• EXERCISE DATA
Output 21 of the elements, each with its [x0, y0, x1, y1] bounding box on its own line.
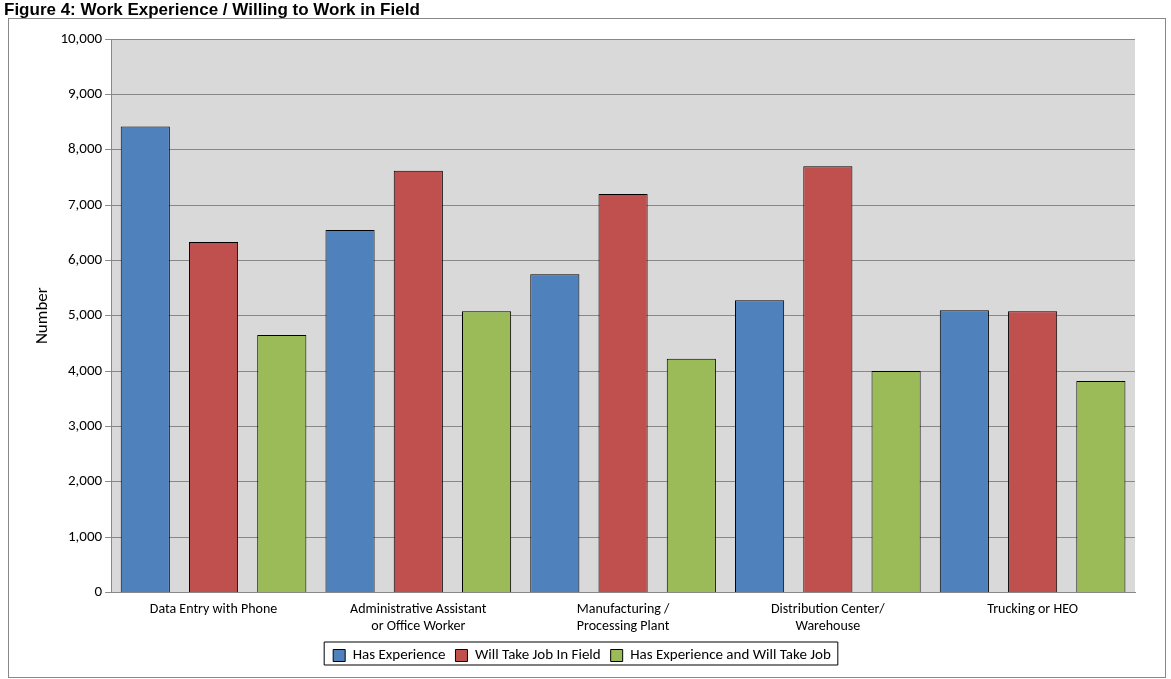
- chart-title: Figure 4: Work Experience / Willing to Work in Field: [4, 0, 420, 20]
- y-tick-label: 2,000: [68, 471, 103, 490]
- y-tick-label: 3,000: [68, 416, 103, 435]
- y-tick-label: 1,000: [68, 526, 103, 545]
- legend-label: Will Take Job In Field: [474, 645, 601, 664]
- y-tick-label: 10,000: [60, 28, 103, 47]
- y-tick-label: 5,000: [68, 305, 103, 324]
- x-tick-label: Administrative Assistant or Office Worker: [350, 600, 487, 635]
- x-tick-label: Distribution Center/ Warehouse: [770, 600, 886, 635]
- x-tick-label: Trucking or HEO: [987, 600, 1079, 618]
- legend-label: Has Experience: [352, 645, 446, 664]
- y-tick-label: 7,000: [68, 194, 103, 213]
- y-tick-label: 4,000: [68, 360, 103, 379]
- y-tick-label: 6,000: [68, 250, 103, 269]
- x-tick-label: Data Entry with Phone: [149, 600, 278, 618]
- legend-label: Has Experience and Will Take Job: [630, 645, 831, 664]
- y-tick-label: 0: [94, 582, 103, 601]
- y-tick-label: 8,000: [68, 139, 103, 158]
- x-tick-label: Manufacturing / Processing Plant: [576, 600, 670, 635]
- y-tick-label: 9,000: [68, 84, 103, 103]
- y-axis-title: Number: [31, 287, 53, 345]
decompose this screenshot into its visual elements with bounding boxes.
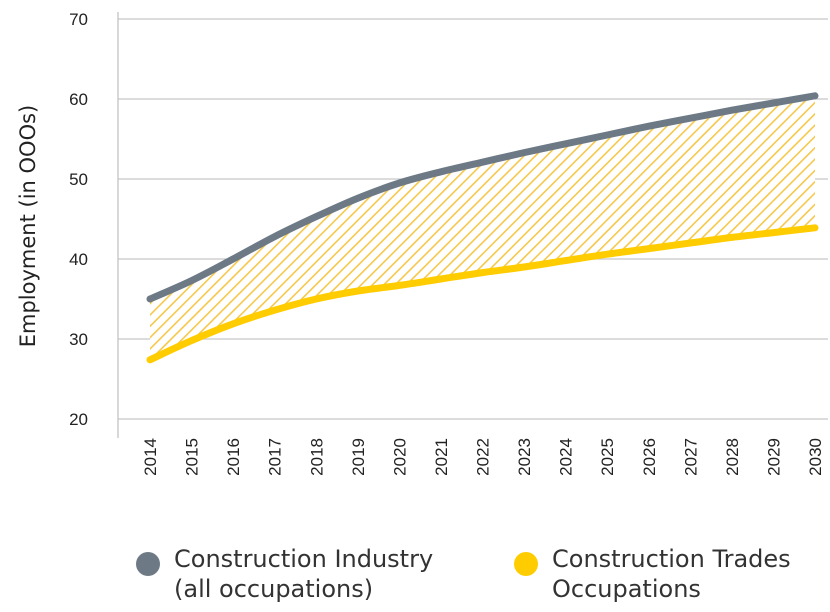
x-tick-label: 2014	[141, 438, 160, 476]
y-tick-label: 70	[69, 10, 88, 29]
legend-item-construction-industry[interactable]: Construction Industry (all occupations)	[136, 544, 433, 604]
x-tick-label: 2025	[598, 438, 617, 476]
x-tick-label: 2021	[432, 438, 451, 476]
x-tick-label: 2027	[681, 438, 700, 476]
x-tick-label: 2026	[640, 438, 659, 476]
x-tick-label: 2016	[224, 438, 243, 476]
y-tick-label: 30	[69, 330, 88, 349]
x-axis: 2014 2015 2016 2017 2018 2019 2020 2021 2022 2023…	[141, 438, 825, 476]
x-tick-label: 2024	[557, 438, 576, 476]
legend-swatch-grey	[136, 552, 160, 576]
x-tick-label: 2020	[390, 438, 409, 476]
hatched-area-between-series	[150, 95, 815, 360]
x-tick-label: 2022	[474, 438, 493, 476]
y-axis: 70 60 50 40 30 20	[69, 10, 119, 438]
series-lines	[146, 92, 819, 364]
legend-swatch-yellow	[514, 552, 538, 576]
x-tick-label: 2017	[266, 438, 285, 476]
x-tick-label: 2023	[515, 438, 534, 476]
legend-label: Construction Trades Occupations	[552, 545, 791, 603]
y-axis-label: Employment (in OOOs)	[16, 105, 40, 348]
x-tick-label: 2019	[349, 438, 368, 476]
x-tick-label: 2029	[764, 438, 783, 476]
y-tick-label: 40	[69, 250, 88, 269]
legend: Construction Industry (all occupations) …	[0, 540, 830, 612]
y-tick-label: 20	[69, 410, 88, 429]
legend-item-construction-trades[interactable]: Construction Trades Occupations	[514, 544, 791, 604]
x-tick-label: 2015	[183, 438, 202, 476]
x-tick-label: 2018	[307, 438, 326, 476]
series-line-construction-trades	[146, 224, 819, 364]
y-tick-label: 50	[69, 170, 88, 189]
y-tick-label: 60	[69, 90, 88, 109]
series-line-construction-industry	[146, 92, 819, 303]
legend-label: Construction Industry (all occupations)	[174, 545, 434, 603]
x-tick-label: 2030	[806, 438, 825, 476]
x-tick-label: 2028	[723, 438, 742, 476]
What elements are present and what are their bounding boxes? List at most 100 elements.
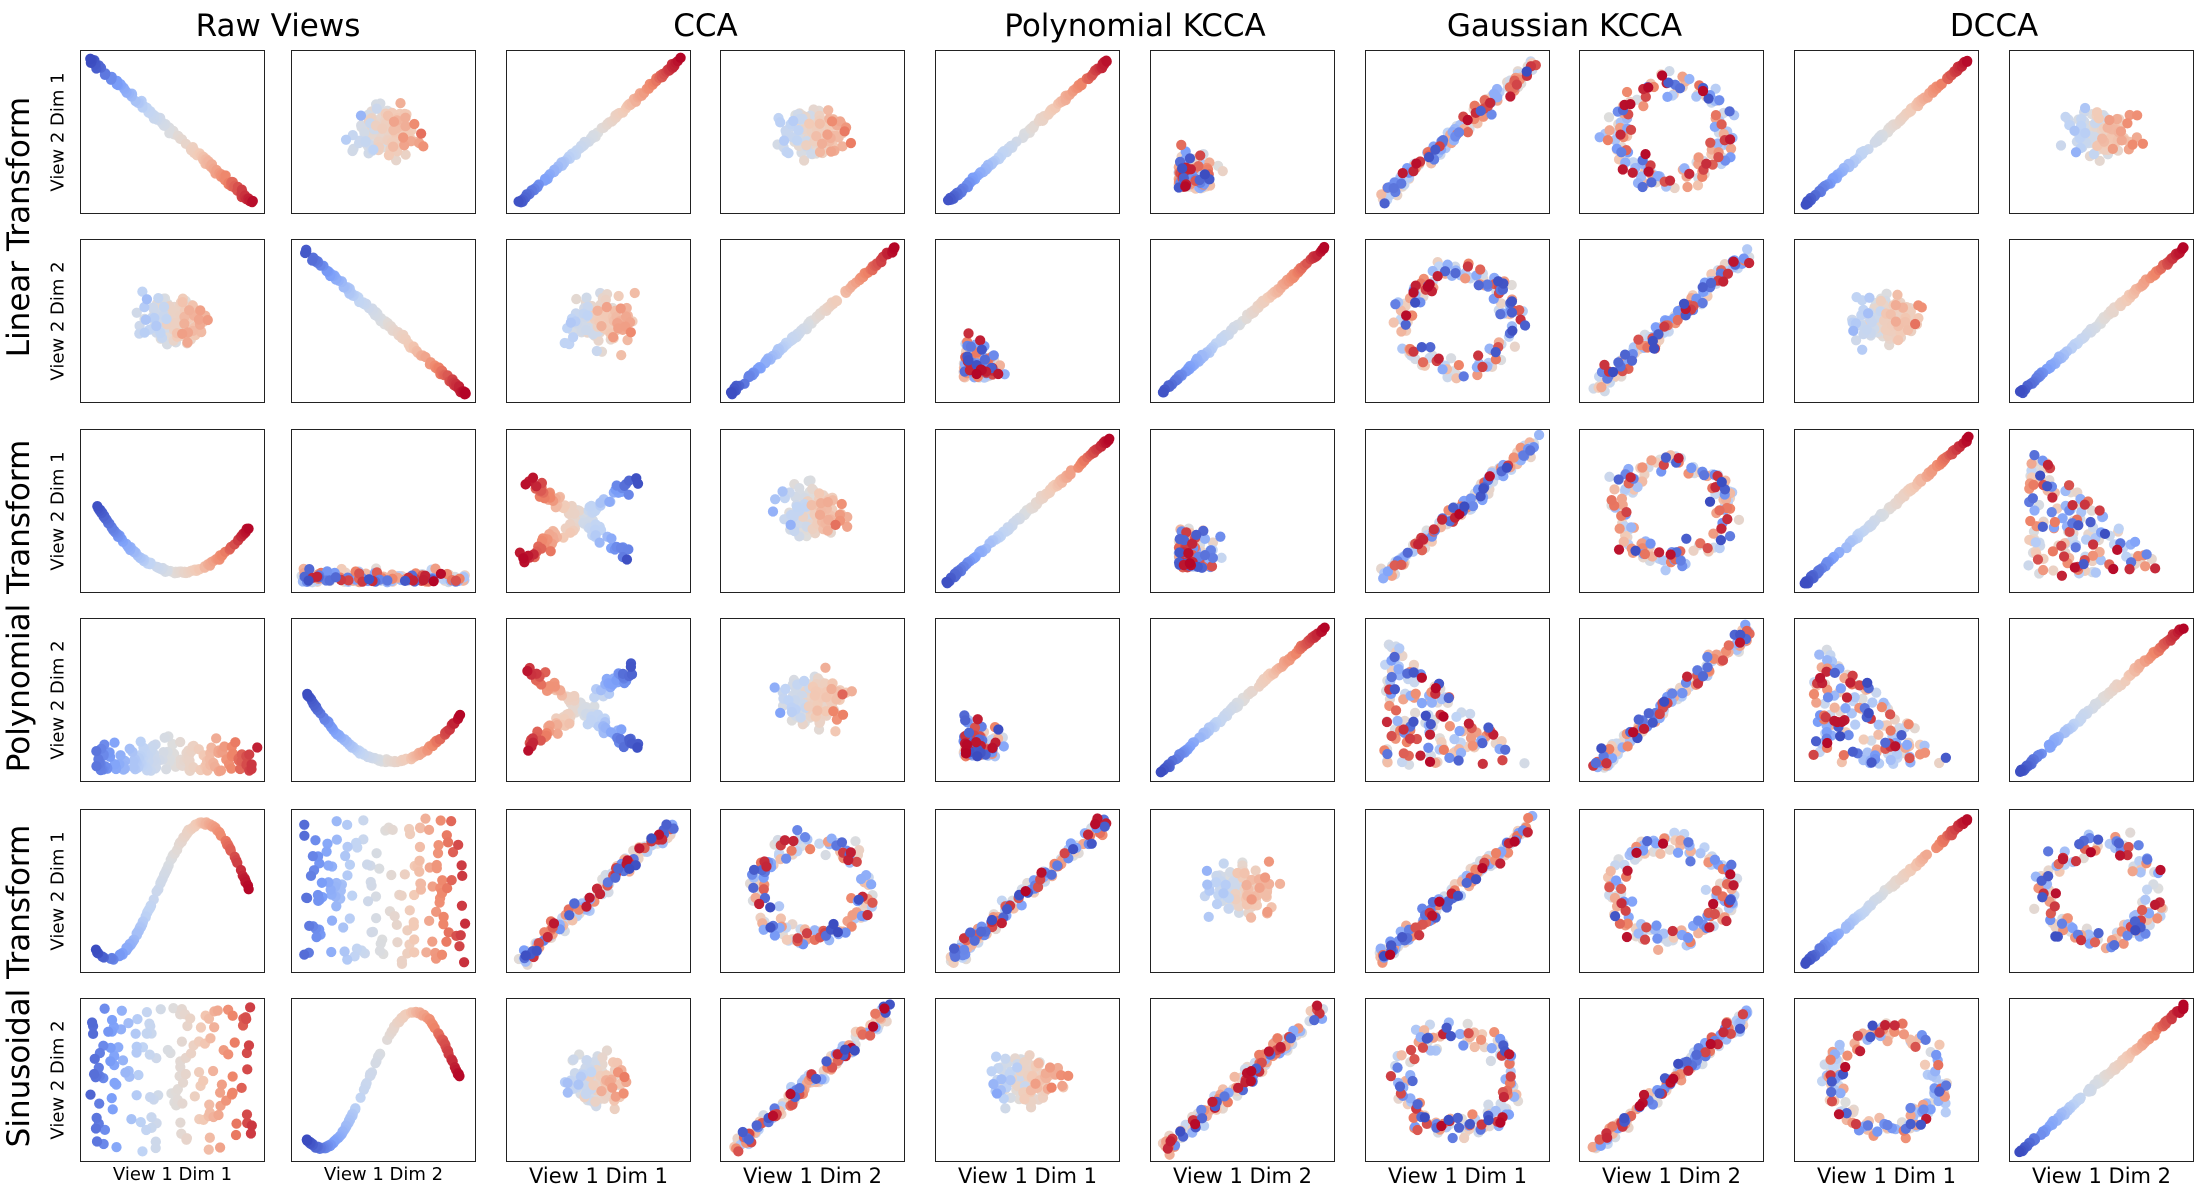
scatter-point	[1187, 538, 1198, 549]
scatter-point	[1615, 129, 1626, 140]
scatter-point	[1800, 199, 1811, 210]
scatter-point	[1722, 513, 1733, 525]
x-axis-label-2: View 1 Dim 1	[528, 1164, 669, 1188]
scatter-point	[1718, 276, 1729, 287]
scatter-point	[2129, 536, 2141, 548]
scatter-point	[1462, 261, 1474, 272]
scatter-point	[1453, 360, 1465, 371]
scatter-point	[1475, 105, 1486, 116]
scatter-point	[1216, 552, 1227, 563]
scatter-point	[979, 354, 991, 365]
scatter-point	[1660, 452, 1672, 463]
scatter-point	[823, 105, 834, 116]
scatter-point	[170, 317, 181, 329]
scatter-plot-r0-c8	[1800, 55, 1973, 210]
scatter-point	[615, 303, 626, 314]
scatter-point	[589, 692, 600, 703]
scatter-point	[2132, 110, 2143, 121]
scatter-point	[1630, 545, 1641, 556]
scatter-point	[1662, 91, 1673, 102]
scatter-point	[2060, 111, 2071, 123]
scatter-point	[1432, 271, 1443, 282]
scatter-plot-r2-c1	[296, 563, 470, 588]
scatter-point	[1174, 533, 1185, 545]
scatter-point	[252, 742, 263, 753]
scatter-point	[988, 350, 999, 361]
scatter-point	[1672, 314, 1683, 326]
scatter-plot-r1-c5	[1157, 241, 1330, 398]
scatter-point	[377, 123, 388, 134]
scatter-plot-r0-c4	[942, 55, 1112, 206]
scatter-point	[1869, 137, 1880, 148]
scatter-point	[1458, 371, 1469, 382]
scatter-point	[1185, 164, 1196, 175]
scatter-point	[814, 118, 825, 129]
scatter-point	[1199, 550, 1211, 561]
scatter-point	[1654, 547, 1665, 558]
scatter-point	[124, 743, 135, 754]
x-axis-label-3: View 1 Dim 2	[742, 1164, 883, 1188]
scatter-point	[1613, 474, 1624, 485]
scatter-point	[175, 736, 186, 748]
scatter-point	[1382, 566, 1393, 577]
scatter-point	[388, 116, 400, 127]
x-axis-label-5: View 1 Dim 2	[1172, 1164, 1313, 1188]
scatter-point	[1101, 56, 1112, 67]
scatter-point	[2035, 470, 2046, 481]
scatter-point	[2078, 559, 2089, 570]
scatter-point	[2097, 133, 2108, 144]
scatter-point	[1509, 341, 1521, 352]
scatter-point	[400, 120, 411, 132]
scatter-point	[822, 129, 833, 140]
scatter-panel-r1-c9	[2009, 239, 2194, 403]
scatter-point	[387, 141, 399, 152]
scatter-point	[1505, 91, 1516, 102]
y-axis-label-5: View 2 Dim 2	[47, 1020, 69, 1140]
scatter-point	[604, 496, 615, 508]
scatter-point	[400, 112, 411, 123]
scatter-point	[798, 155, 810, 166]
scatter-point	[830, 519, 841, 531]
scatter-point	[1724, 134, 1736, 145]
scatter-point	[1436, 514, 1448, 525]
scatter-point	[159, 732, 170, 743]
scatter-point	[1408, 166, 1419, 177]
scatter-point	[1477, 361, 1488, 373]
scatter-panel-r2-c3	[720, 429, 905, 593]
row-title-0: Linear Transform	[1, 96, 37, 357]
scatter-point	[2042, 481, 2053, 492]
scatter-point	[582, 310, 593, 321]
scatter-plot-r2-c2	[514, 472, 644, 568]
scatter-point	[1627, 167, 1638, 178]
scatter-point	[2056, 540, 2067, 552]
scatter-point	[1875, 295, 1887, 307]
scatter-point	[1388, 182, 1399, 194]
scatter-point	[1640, 91, 1651, 102]
scatter-point	[811, 131, 822, 142]
scatter-point	[460, 388, 471, 399]
scatter-point	[1701, 158, 1712, 169]
scatter-point	[1669, 182, 1680, 194]
scatter-point	[1724, 106, 1735, 117]
scatter-point	[545, 546, 556, 557]
scatter-point	[1674, 83, 1686, 94]
scatter-point	[1638, 100, 1649, 112]
scatter-point	[813, 488, 825, 499]
scatter-point	[1609, 484, 1620, 495]
scatter-panel-r1-c7	[1579, 239, 1764, 403]
scatter-point	[137, 286, 148, 297]
scatter-point	[1445, 353, 1457, 364]
row-title-1: Polynomial Transform	[1, 439, 37, 772]
scatter-point	[2037, 564, 2049, 576]
scatter-point	[1643, 82, 1654, 93]
scatter-point	[1402, 547, 1413, 558]
scatter-point	[2093, 113, 2104, 124]
scatter-plot-r2-c0	[92, 501, 254, 579]
scatter-point	[613, 290, 624, 302]
scatter-point	[2178, 242, 2189, 253]
scatter-point	[226, 763, 237, 774]
scatter-point	[2030, 537, 2041, 548]
scatter-point	[616, 724, 627, 735]
scatter-point	[767, 506, 779, 517]
scatter-point	[1423, 152, 1435, 163]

• EXERCISE GOAL
Please rewrite the records as a JSON list of strings, from the first line up to and including the line with "decompose this screenshot". Give one string per line, skip blank lines, and leave the pictures out.

• RESULT BELOW
[
  "Output 21 of the elements, each with its [x0, y0, x1, y1] bounding box on its own line.",
  "- chart-title: Figure 4: Work Experience / Willing to Work in Field: [4, 0, 420, 20]",
  "- y-tick-label: 2,000: [68, 471, 103, 490]",
  "- y-tick-label: 3,000: [68, 416, 103, 435]",
  "- y-tick-label: 1,000: [68, 526, 103, 545]",
  "- legend-label: Will Take Job In Field: [474, 645, 601, 664]",
  "- y-tick-label: 10,000: [60, 28, 103, 47]",
  "- y-tick-label: 5,000: [68, 305, 103, 324]",
  "- x-tick-label: Administrative Assistant or Office Worker: [350, 600, 487, 635]",
  "- x-tick-label: Distribution Center/ Warehouse: [770, 600, 886, 635]",
  "- x-tick-label: Trucking or HEO: [987, 600, 1079, 618]",
  "- legend-label: Has Experience: [352, 645, 446, 664]",
  "- y-tick-label: 7,000: [68, 194, 103, 213]",
  "- y-tick-label: 4,000: [68, 360, 103, 379]",
  "- y-tick-label: 6,000: [68, 250, 103, 269]",
  "- x-tick-label: Data Entry with Phone: [149, 600, 278, 618]",
  "- legend-label: Has Experience and Will Take Job: [630, 645, 831, 664]",
  "- y-tick-label: 0: [94, 582, 103, 601]",
  "- y-tick-label: 8,000: [68, 139, 103, 158]",
  "- x-tick-label: Manufacturing / Processing Plant: [576, 600, 670, 635]",
  "- y-tick-label: 9,000: [68, 84, 103, 103]",
  "- y-axis-title: Number: [31, 287, 53, 345]",
  "decompose this screenshot into its visual elements with bounding boxes."
]